■ **Required task A**:
In the museum grant announcement, which foundation gave the McMaster Museum of Art the grant?

++++

White Swan, Apsaalooke, 1851 – 1904, Untitled (White Swan Riding Through Gunfire), about 1890, graphite and colored pencil on wove canvas paper. Hood Museum of Art, Dartmouth: Mark Lansburgh Ledger Drawing Collection; Partial gift of Mark Lansburgh, Class of 1949; and partial purchase through the Mrs. Harvey P. Hood W'18 Fund, and the Offices of the President and Provost of Dartmouth College; 2007.65.93.

The McMaster Museum of Art is pleased to announce that it has received a grant of over $100,000 CDN from the Chicago-based Terra Foundation for American Art. The Foundation supports exhibitions and scholarship at institutions worldwide from the Musée d’Orsay to Tate Modern. This exceptional grant for McMaster will fund the upcoming curatorial project, Peripheral Vision(s): Perspectives on the “Indian” image by 19th century Northern Plains warrior-artists, Leonard Baskin, and Fritz Scholder. Peripheral Vision(s) is curated by Rhéanne Chartrand, Curator of Indigenous Art at the McMaster Museum of Art (MMA), with guest scholar and acclaimed curator, Dr. Gerald McMaster.

“It is such a tremendous honour, and so early in my curatorial career, to receive the financial support of the Terra Foundation for American Art, and to do so on a project whereby I am co-curating with one of my long-time mentors,” Chartrand notes. “This project is borne out of our mutual and ongoing interest in interrogating the “Indian” image, applying gaze theory and the praxis of survivance to the critical analysis of Indigenous art, and building Indigenous art histories from an Indigenous perspective. I am so grateful to MMA Director / Chief Curator, Carol Podedworny, for allowing Gerald and I to realize this project at MMA, and for being able to showcase its collection alongside works from distinguished Canadian and American collections”

In essence, Peripheral Vision(s) acknowledges the positionality of the included artists by framing their vision(s) within a cross-cultural/cross-temporal space-time in order to make sense of how the past informs the present, and how, when looking back, our understanding of the “Indian” image depends on where we are standing and what is within our gaze or line of sight. This curatorial project will generate insights on image-making, self-representation, misrepresentation, naming, and the overall intent of portraiture, and contributes to McMaster University’s goal to produce new Indigenous research by Indigenous scholars. The exhibition will be presented at the MMA in the fall of 2019.

++++

■ **Required task B**:
In the dataset rows, take the lines from the line with "level-label-0.7375: 0.7375: [515, 62, 550, 73]" to the line with "price-tag-label-0.73234: 0.73234: [559, 155, 600, 166]" and swap "forecast" for "projection". Return only those lines, with everything else left the same.

■ **Dataset rows**:
++++

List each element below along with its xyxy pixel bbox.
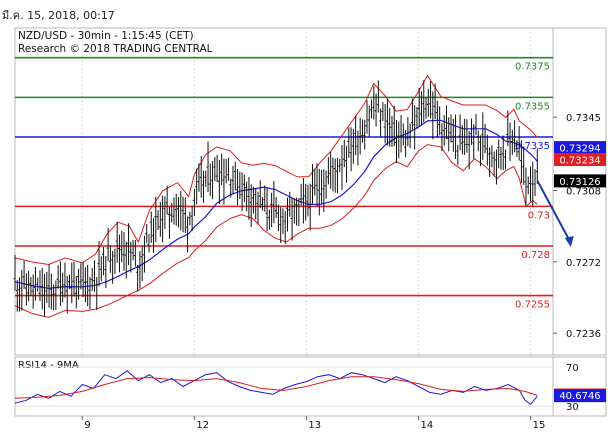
level-label-0.7375: 0.7375: [515, 62, 550, 73]
price-pane: NZD/USD - 30min - 1:15:45 (CET)Research …: [13, 27, 607, 416]
rsi-pane: RSI14 - 9MA307041.360740.6746: [14, 356, 607, 417]
time-tick-label-13: 13: [308, 420, 321, 431]
forecast-arrow-line: [536, 180, 571, 242]
lower-bollinger-band: [14, 144, 538, 318]
price-tag-label-0.73234: 0.73234: [559, 155, 600, 166]
price-tag-0.73126: [554, 174, 606, 188]
time-axis: 9 12 13 14 15: [81, 416, 546, 431]
price-tag-0.73294: [554, 141, 606, 155]
rsi-tag-label-40.6746: 40.6746: [559, 391, 600, 402]
level-label-0.73: 0.73: [528, 210, 550, 221]
chart-title: NZD/USD - 30min - 1:15:45 (CET): [18, 30, 194, 42]
time-tick-label-14: 14: [421, 420, 434, 431]
rsi-tag-40.6746: [554, 389, 606, 403]
rsi-title: RSI14 - 9MA: [18, 360, 79, 371]
time-tick-label-9: 9: [84, 420, 90, 431]
rsi-line: [14, 370, 538, 405]
price-tag-label-0.73126: 0.73126: [559, 177, 600, 188]
price-bars: [13, 80, 538, 317]
price-tag-0.73234: [554, 152, 606, 166]
level-label-0.728: 0.728: [521, 250, 550, 261]
rsi-tick-label: 30: [566, 402, 579, 413]
level-label-0.7335: 0.7335: [515, 141, 550, 152]
rsi-ma-line: [14, 376, 538, 399]
price-tick-label: 0.7308: [566, 187, 601, 198]
price-tick-label: 0.7345: [566, 113, 601, 124]
rsi-pane-frame: [14, 356, 607, 417]
price-tag-label-0.73294: 0.73294: [559, 144, 600, 155]
price-tick-label: 0.7236: [566, 329, 601, 340]
rsi-tick-label: 70: [566, 363, 579, 374]
upper-bollinger-band: [14, 74, 538, 266]
time-tick-label-15: 15: [533, 420, 546, 431]
price-tick-label: 0.7272: [566, 258, 601, 269]
level-label-0.7255: 0.7255: [515, 300, 550, 311]
time-tick-label-12: 12: [196, 420, 209, 431]
timestamp: มี.ค. 15, 2018, 00:17: [2, 9, 115, 22]
forecast-arrowhead: [564, 236, 574, 247]
level-label-0.7355: 0.7355: [515, 101, 550, 112]
chart-subtitle: Research © 2018 TRADING CENTRAL: [18, 43, 213, 55]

++++

■ **Task result A**:
The Chicago-based Terra Foundation for American Art gave the grant.

■ **Task result B**:
level-label-0.7375: 0.7375: [515, 62, 550, 73]
price-pane: NZD/USD - 30min - 1:15:45 (CET)Research …: [13, 27, 607, 416]
rsi-pane: RSI14 - 9MA307041.360740.6746: [14, 356, 607, 417]
time-tick-label-13: 13: [308, 420, 321, 431]
projection-arrow-line: [536, 180, 571, 242]
lower-bollinger-band: [14, 144, 538, 318]
price-tag-label-0.73234: 0.73234: [559, 155, 600, 166]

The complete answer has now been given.